» Given instruction: Give the entries again, word for word.

» Records for this task:

--------

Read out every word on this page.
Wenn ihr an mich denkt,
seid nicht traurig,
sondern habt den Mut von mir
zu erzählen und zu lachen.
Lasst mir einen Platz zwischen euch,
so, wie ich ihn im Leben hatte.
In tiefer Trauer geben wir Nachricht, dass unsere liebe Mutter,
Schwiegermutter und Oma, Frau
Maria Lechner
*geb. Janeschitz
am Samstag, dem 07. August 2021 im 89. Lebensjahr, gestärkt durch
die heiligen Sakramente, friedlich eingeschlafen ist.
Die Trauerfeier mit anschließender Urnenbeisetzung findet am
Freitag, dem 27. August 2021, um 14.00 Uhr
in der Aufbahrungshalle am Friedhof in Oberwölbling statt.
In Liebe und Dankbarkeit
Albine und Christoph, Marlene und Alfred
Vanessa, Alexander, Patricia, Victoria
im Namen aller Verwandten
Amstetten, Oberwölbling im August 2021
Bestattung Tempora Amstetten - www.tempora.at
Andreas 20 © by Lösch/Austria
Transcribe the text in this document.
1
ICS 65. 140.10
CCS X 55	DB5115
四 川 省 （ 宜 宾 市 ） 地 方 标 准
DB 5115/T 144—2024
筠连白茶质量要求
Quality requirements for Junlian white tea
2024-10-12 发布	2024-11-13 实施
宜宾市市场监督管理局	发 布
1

--------

» Right answer:
Read out every word on this page.
Wenn ihr an mich denkt,
seid nicht traurig,
sondern habt den Mut von mir
zu erzählen und zu lachen.
Lasst mir einen Platz zwischen euch,
so, wie ich ihn im Leben hatte.
In tiefer Trauer geben wir Nachricht, dass unsere liebe Mutter,
Schwiegermutter und Oma, Frau
Maria Lechner
*geb. Janeschitz
am Samstag, dem 07. August 2021 im 89. Lebensjahr, gestärkt durch
die heiligen Sakramente, friedlich eingeschlafen ist.
Die Trauerfeier mit anschließender Urnenbeisetzung findet am
Freitag, dem 27. August 2021, um 14.00 Uhr
in der Aufbahrungshalle am Friedhof in Oberwölbling statt.
In Liebe und Dankbarkeit
Albine und Christoph, Marlene und Alfred
Vanessa, Alexander, Patricia, Victoria
im Namen aller Verwandten
Amstetten, Oberwölbling im August 2021
Bestattung Tempora Amstetten - www.tempora.at
Andreas 20 © by Lösch/Austria
Transcribe the text in this document.
1
ICS 65. 140.10
CCS X 55	DB5115
四 川 省 （ 宜 宾 市 ） 地 方 标 准
DB 5115/T 144—2024
筠连白茶质量要求
Quality requirements for Junlian white tea
2024-10-12 发布	2024-11-13 实施
宜宾市市场监督管理局	发 布
1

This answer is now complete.